*Job:* All of the data must be printed exactly; please include every line.

%%

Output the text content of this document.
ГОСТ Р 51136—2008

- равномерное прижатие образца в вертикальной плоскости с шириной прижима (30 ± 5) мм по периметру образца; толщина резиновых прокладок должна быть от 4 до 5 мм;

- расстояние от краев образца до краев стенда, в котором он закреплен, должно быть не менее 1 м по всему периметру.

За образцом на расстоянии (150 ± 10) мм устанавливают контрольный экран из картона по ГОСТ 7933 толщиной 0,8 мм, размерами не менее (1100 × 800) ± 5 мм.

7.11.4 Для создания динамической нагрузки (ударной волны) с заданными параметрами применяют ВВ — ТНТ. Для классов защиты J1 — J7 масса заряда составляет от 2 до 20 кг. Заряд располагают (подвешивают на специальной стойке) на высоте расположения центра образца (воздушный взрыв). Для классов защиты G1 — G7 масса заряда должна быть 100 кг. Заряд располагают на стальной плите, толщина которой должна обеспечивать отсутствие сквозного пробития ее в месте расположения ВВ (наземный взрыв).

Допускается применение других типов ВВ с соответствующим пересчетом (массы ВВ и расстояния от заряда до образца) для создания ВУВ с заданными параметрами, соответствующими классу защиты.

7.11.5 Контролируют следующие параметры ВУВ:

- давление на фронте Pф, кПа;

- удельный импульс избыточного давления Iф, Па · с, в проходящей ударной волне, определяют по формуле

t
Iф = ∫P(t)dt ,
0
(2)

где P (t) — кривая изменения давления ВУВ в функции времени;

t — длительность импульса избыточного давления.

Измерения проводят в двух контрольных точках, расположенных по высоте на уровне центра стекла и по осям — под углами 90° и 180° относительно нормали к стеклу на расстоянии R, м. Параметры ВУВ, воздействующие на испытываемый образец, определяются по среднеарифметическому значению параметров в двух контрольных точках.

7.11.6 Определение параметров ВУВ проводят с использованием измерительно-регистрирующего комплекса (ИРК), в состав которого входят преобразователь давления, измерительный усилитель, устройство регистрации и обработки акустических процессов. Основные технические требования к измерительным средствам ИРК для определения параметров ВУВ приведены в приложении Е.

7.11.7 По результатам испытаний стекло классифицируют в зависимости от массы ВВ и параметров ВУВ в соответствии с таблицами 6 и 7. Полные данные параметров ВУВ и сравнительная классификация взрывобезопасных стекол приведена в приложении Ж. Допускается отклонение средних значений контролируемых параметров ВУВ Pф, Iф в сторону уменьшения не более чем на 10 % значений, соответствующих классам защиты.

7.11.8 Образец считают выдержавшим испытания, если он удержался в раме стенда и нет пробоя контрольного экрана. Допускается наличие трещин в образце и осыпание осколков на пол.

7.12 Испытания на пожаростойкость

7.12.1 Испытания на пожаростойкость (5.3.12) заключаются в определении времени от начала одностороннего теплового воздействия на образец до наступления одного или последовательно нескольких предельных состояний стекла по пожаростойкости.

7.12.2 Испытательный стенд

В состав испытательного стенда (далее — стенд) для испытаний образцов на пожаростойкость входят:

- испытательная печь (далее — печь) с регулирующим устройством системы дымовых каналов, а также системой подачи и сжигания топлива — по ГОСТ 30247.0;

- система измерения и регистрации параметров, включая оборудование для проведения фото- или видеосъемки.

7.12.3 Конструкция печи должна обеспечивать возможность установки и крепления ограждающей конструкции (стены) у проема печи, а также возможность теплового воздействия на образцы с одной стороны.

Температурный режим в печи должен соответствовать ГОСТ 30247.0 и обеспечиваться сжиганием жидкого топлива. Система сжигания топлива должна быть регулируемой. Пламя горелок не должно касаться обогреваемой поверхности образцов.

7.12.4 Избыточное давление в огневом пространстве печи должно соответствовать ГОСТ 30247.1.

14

%%

*Solution for this task:*
Output the text content of this document.
ГОСТ Р 51136—2008

- равномерное прижатие образца в вертикальной плоскости с шириной прижима (30 ± 5) мм по периметру образца; толщина резиновых прокладок должна быть от 4 до 5 мм;

- расстояние от краев образца до краев стенда, в котором он закреплен, должно быть не менее 1 м по всему периметру.

За образцом на расстоянии (150 ± 10) мм устанавливают контрольный экран из картона по ГОСТ 7933 толщиной 0,8 мм, размерами не менее (1100 × 800) ± 5 мм.

7.11.4 Для создания динамической нагрузки (ударной волны) с заданными параметрами применяют ВВ — ТНТ. Для классов защиты J1 — J7 масса заряда составляет от 2 до 20 кг. Заряд располагают (подвешивают на специальной стойке) на высоте расположения центра образца (воздушный взрыв). Для классов защиты G1 — G7 масса заряда должна быть 100 кг. Заряд располагают на стальной плите, толщина которой должна обеспечивать отсутствие сквозного пробития ее в месте расположения ВВ (наземный взрыв).

Допускается применение других типов ВВ с соответствующим пересчетом (массы ВВ и расстояния от заряда до образца) для создания ВУВ с заданными параметрами, соответствующими классу защиты.

7.11.5 Контролируют следующие параметры ВУВ:

- давление на фронте Pф, кПа;

- удельный импульс избыточного давления Iф, Па · с, в проходящей ударной волне, определяют по формуле

t
Iф = ∫P(t)dt ,
0
(2)

где P (t) — кривая изменения давления ВУВ в функции времени;

t — длительность импульса избыточного давления.

Измерения проводят в двух контрольных точках, расположенных по высоте на уровне центра стекла и по осям — под углами 90° и 180° относительно нормали к стеклу на расстоянии R, м. Параметры ВУВ, воздействующие на испытываемый образец, определяются по среднеарифметическому значению параметров в двух контрольных точках.

7.11.6 Определение параметров ВУВ проводят с использованием измерительно-регистрирующего комплекса (ИРК), в состав которого входят преобразователь давления, измерительный усилитель, устройство регистрации и обработки акустических процессов. Основные технические требования к измерительным средствам ИРК для определения параметров ВУВ приведены в приложении Е.

7.11.7 По результатам испытаний стекло классифицируют в зависимости от массы ВВ и параметров ВУВ в соответствии с таблицами 6 и 7. Полные данные параметров ВУВ и сравнительная классификация взрывобезопасных стекол приведена в приложении Ж. Допускается отклонение средних значений контролируемых параметров ВУВ Pф, Iф в сторону уменьшения не более чем на 10 % значений, соответствующих классам защиты.

7.11.8 Образец считают выдержавшим испытания, если он удержался в раме стенда и нет пробоя контрольного экрана. Допускается наличие трещин в образце и осыпание осколков на пол.

7.12 Испытания на пожаростойкость

7.12.1 Испытания на пожаростойкость (5.3.12) заключаются в определении времени от начала одностороннего теплового воздействия на образец до наступления одного или последовательно нескольких предельных состояний стекла по пожаростойкости.

7.12.2 Испытательный стенд

В состав испытательного стенда (далее — стенд) для испытаний образцов на пожаростойкость входят:

- испытательная печь (далее — печь) с регулирующим устройством системы дымовых каналов, а также системой подачи и сжигания топлива — по ГОСТ 30247.0;

- система измерения и регистрации параметров, включая оборудование для проведения фото- или видеосъемки.

7.12.3 Конструкция печи должна обеспечивать возможность установки и крепления ограждающей конструкции (стены) у проема печи, а также возможность теплового воздействия на образцы с одной стороны.

Температурный режим в печи должен соответствовать ГОСТ 30247.0 и обеспечиваться сжиганием жидкого топлива. Система сжигания топлива должна быть регулируемой. Пламя горелок не должно касаться обогреваемой поверхности образцов.

7.12.4 Избыточное давление в огневом пространстве печи должно соответствовать ГОСТ 30247.1.

14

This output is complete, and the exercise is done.